• _Written instruction_: Find each line in the items below that contains the string "field", matching case exactly, and copy every such line in full.

Entries from a dataset:
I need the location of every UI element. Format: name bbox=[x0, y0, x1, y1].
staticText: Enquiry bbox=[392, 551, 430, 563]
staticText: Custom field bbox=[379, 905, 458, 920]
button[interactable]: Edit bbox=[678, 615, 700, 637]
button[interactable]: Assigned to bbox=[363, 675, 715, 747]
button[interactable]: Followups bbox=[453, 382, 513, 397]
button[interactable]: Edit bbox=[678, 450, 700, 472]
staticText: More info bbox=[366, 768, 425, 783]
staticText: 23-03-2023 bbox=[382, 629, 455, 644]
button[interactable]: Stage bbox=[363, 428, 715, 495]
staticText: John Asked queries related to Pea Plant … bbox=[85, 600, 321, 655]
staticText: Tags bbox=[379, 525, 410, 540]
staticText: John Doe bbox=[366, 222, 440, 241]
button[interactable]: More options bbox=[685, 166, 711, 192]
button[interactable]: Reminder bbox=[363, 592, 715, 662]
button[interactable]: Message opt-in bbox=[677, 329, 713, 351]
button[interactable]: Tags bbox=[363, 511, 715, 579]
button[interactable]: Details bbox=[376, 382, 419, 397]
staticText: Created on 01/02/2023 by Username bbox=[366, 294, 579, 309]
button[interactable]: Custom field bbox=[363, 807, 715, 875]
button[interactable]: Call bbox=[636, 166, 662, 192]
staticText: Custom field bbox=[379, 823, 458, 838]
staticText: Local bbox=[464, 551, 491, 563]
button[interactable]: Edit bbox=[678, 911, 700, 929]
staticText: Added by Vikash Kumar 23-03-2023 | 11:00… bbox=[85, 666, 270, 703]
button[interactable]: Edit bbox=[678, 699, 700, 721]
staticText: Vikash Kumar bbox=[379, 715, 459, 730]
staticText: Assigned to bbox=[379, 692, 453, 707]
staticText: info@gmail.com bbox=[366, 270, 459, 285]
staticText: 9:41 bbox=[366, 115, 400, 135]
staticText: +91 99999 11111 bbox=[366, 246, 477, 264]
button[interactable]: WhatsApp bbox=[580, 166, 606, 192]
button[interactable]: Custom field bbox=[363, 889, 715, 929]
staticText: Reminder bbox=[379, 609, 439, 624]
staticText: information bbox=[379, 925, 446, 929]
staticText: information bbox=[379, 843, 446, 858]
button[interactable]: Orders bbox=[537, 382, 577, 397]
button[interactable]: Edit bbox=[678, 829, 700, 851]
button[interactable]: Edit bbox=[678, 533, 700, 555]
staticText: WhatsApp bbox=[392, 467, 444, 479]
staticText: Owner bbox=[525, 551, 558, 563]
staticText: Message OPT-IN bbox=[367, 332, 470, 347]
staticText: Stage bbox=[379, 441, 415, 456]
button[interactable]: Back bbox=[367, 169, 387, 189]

• _Answer to the task_:
staticText: Custom field bbox=[379, 905, 458, 920]
button[interactable]: Custom field bbox=[363, 807, 715, 875]
staticText: Custom field bbox=[379, 823, 458, 838]
button[interactable]: Custom field bbox=[363, 889, 715, 929]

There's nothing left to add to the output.